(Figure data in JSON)
-- -- --

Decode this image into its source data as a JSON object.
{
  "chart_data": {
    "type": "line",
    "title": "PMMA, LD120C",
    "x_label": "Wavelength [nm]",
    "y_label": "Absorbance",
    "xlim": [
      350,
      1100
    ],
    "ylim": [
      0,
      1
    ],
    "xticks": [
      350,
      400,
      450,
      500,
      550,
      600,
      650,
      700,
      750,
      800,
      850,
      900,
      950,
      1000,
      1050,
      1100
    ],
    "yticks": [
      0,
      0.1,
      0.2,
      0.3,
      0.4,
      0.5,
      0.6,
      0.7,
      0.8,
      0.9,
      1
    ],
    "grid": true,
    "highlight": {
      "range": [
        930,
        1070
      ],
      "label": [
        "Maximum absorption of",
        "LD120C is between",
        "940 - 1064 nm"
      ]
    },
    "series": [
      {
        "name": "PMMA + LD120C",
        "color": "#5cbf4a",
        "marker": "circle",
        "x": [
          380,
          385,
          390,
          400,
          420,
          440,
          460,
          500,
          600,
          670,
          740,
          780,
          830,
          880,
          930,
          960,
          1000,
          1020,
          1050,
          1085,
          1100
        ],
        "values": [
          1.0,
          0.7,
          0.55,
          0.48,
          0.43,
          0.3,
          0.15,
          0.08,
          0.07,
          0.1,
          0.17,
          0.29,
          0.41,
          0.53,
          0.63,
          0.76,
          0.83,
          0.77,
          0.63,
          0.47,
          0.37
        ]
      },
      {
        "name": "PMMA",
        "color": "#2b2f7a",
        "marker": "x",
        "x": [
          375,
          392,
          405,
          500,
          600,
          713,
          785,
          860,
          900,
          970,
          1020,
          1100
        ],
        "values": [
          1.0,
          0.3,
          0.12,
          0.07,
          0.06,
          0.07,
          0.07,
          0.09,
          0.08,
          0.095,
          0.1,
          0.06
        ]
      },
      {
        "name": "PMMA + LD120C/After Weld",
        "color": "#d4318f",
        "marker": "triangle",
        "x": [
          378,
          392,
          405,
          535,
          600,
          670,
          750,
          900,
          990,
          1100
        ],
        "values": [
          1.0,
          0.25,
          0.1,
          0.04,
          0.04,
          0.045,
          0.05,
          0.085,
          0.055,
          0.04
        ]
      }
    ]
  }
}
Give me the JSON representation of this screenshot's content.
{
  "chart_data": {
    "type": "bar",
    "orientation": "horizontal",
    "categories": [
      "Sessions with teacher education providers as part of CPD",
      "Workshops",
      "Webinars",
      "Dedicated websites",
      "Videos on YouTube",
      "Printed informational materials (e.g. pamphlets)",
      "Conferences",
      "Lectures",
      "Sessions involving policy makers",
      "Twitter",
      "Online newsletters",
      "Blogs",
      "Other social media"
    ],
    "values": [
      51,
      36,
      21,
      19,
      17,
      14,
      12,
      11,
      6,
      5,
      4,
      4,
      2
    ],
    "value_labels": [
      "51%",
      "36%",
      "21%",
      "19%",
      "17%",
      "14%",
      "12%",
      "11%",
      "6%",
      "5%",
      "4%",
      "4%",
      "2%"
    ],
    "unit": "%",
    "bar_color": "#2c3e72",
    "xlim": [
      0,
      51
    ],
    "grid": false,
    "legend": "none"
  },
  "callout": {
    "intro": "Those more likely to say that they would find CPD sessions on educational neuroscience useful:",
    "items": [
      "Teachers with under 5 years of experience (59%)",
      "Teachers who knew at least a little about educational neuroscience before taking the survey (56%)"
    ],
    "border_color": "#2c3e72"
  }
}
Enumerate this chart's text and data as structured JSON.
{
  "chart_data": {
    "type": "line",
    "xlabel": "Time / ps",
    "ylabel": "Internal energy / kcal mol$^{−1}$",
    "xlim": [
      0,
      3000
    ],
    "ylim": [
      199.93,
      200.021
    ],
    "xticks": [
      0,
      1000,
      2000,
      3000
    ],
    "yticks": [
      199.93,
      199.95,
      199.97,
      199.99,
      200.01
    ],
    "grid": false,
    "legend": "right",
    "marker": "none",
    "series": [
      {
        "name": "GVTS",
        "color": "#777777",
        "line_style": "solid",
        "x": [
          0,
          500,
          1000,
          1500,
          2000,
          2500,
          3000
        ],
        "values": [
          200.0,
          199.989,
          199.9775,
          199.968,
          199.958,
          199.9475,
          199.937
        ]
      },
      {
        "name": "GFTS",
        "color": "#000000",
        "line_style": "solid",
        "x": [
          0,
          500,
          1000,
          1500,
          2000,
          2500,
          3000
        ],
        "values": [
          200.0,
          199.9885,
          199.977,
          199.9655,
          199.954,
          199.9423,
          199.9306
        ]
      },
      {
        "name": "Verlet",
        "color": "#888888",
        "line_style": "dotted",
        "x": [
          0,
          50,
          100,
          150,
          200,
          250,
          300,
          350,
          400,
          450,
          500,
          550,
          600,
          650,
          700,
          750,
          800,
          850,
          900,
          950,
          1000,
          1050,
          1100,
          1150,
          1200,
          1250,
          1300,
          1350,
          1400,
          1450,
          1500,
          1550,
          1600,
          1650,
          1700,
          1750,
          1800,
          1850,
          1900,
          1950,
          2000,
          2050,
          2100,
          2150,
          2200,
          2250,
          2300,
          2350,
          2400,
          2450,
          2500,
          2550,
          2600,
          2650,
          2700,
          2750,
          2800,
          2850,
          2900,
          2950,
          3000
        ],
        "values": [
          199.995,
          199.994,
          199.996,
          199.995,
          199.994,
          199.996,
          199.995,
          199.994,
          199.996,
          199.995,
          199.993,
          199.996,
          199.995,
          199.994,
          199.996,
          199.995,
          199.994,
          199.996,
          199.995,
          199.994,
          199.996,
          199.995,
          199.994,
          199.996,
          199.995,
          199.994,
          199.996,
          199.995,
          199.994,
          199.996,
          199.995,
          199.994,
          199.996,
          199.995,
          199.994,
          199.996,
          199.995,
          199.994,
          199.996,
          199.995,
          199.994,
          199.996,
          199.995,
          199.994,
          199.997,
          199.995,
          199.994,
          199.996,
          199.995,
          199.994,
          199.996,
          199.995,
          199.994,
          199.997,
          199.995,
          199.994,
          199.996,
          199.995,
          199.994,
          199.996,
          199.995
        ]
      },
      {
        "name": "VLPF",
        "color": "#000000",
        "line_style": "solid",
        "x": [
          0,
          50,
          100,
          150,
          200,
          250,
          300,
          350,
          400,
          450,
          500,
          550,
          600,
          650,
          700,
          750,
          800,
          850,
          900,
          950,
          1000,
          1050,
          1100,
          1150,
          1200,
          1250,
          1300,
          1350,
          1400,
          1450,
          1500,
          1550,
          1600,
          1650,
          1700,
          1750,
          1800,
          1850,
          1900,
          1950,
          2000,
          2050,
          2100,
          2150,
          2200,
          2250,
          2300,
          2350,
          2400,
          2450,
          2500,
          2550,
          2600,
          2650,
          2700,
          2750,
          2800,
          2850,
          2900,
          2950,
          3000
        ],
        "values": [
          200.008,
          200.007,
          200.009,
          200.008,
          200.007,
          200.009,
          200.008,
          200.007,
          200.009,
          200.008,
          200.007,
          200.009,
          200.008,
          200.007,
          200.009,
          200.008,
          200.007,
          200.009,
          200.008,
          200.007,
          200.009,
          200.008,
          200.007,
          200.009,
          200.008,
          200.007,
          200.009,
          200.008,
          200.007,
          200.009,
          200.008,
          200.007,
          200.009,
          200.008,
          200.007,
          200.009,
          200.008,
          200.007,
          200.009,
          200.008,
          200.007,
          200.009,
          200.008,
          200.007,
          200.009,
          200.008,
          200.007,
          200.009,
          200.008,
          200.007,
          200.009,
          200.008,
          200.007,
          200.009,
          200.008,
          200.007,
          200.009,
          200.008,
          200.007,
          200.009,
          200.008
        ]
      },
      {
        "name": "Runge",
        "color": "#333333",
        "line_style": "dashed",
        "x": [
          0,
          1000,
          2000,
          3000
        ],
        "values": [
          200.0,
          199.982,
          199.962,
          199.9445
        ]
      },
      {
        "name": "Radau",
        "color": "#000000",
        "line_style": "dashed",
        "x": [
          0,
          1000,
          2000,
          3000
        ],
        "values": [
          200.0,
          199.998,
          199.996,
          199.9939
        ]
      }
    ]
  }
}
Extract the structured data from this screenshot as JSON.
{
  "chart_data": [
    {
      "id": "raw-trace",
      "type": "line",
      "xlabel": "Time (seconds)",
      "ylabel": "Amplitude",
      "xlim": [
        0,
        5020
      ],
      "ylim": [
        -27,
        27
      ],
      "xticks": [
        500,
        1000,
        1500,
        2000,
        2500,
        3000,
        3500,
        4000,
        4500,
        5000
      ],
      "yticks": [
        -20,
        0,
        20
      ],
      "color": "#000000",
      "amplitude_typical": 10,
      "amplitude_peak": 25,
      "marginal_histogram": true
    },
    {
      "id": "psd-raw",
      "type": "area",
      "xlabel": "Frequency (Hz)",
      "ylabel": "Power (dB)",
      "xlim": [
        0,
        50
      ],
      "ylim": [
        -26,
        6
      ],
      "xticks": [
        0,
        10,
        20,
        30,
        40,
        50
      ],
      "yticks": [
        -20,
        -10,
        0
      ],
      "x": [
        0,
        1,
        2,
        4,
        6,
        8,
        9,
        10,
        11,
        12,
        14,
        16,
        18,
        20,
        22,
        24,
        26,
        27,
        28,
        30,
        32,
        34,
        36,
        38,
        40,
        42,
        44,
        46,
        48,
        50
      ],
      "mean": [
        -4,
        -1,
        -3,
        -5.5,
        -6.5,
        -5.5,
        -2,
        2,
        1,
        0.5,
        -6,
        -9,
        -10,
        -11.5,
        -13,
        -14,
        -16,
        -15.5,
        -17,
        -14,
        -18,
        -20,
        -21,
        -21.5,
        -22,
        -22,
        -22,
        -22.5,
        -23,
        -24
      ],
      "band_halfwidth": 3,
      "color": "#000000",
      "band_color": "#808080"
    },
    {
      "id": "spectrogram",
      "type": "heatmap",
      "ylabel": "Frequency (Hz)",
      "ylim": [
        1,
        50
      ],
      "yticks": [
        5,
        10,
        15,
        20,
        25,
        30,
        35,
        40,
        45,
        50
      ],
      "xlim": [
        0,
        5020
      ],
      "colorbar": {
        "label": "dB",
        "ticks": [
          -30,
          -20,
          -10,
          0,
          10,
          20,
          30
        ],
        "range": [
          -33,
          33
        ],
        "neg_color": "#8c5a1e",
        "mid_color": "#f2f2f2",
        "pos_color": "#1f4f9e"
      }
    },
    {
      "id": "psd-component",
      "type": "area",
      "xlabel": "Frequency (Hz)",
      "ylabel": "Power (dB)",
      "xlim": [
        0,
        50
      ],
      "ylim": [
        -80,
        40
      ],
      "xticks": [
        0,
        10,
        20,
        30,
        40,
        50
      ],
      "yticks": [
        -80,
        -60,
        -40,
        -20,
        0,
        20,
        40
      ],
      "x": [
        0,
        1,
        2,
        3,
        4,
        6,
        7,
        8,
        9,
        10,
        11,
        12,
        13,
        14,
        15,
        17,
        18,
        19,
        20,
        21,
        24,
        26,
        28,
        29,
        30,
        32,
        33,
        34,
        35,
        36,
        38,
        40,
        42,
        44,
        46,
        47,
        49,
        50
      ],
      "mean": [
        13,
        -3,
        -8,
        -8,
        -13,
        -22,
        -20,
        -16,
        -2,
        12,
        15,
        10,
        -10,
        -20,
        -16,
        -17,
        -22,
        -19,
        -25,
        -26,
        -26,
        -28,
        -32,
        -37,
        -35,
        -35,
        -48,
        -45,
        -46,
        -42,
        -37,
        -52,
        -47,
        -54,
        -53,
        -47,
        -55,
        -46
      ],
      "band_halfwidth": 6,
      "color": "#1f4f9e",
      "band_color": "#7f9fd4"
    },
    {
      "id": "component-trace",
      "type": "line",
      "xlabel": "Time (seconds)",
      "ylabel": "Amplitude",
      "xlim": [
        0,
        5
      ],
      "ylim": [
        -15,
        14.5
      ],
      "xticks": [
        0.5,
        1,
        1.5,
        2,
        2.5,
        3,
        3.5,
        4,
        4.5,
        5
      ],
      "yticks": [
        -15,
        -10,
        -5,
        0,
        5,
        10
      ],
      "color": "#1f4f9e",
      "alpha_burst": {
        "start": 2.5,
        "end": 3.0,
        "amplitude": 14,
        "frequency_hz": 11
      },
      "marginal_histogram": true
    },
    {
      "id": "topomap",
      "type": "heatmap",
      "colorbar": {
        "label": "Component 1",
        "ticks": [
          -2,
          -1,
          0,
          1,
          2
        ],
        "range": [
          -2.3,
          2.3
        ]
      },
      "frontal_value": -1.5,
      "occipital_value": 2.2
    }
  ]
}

-- -- --

Problem description ::
Gather every line from the listing above in which the word "this" appears.

Expected output ::
Decode this image into its source data as a JSON object.
Give me the JSON representation of this screenshot's content.
Enumerate this chart's text and data as structured JSON.
Extract the structured data from this screenshot as JSON.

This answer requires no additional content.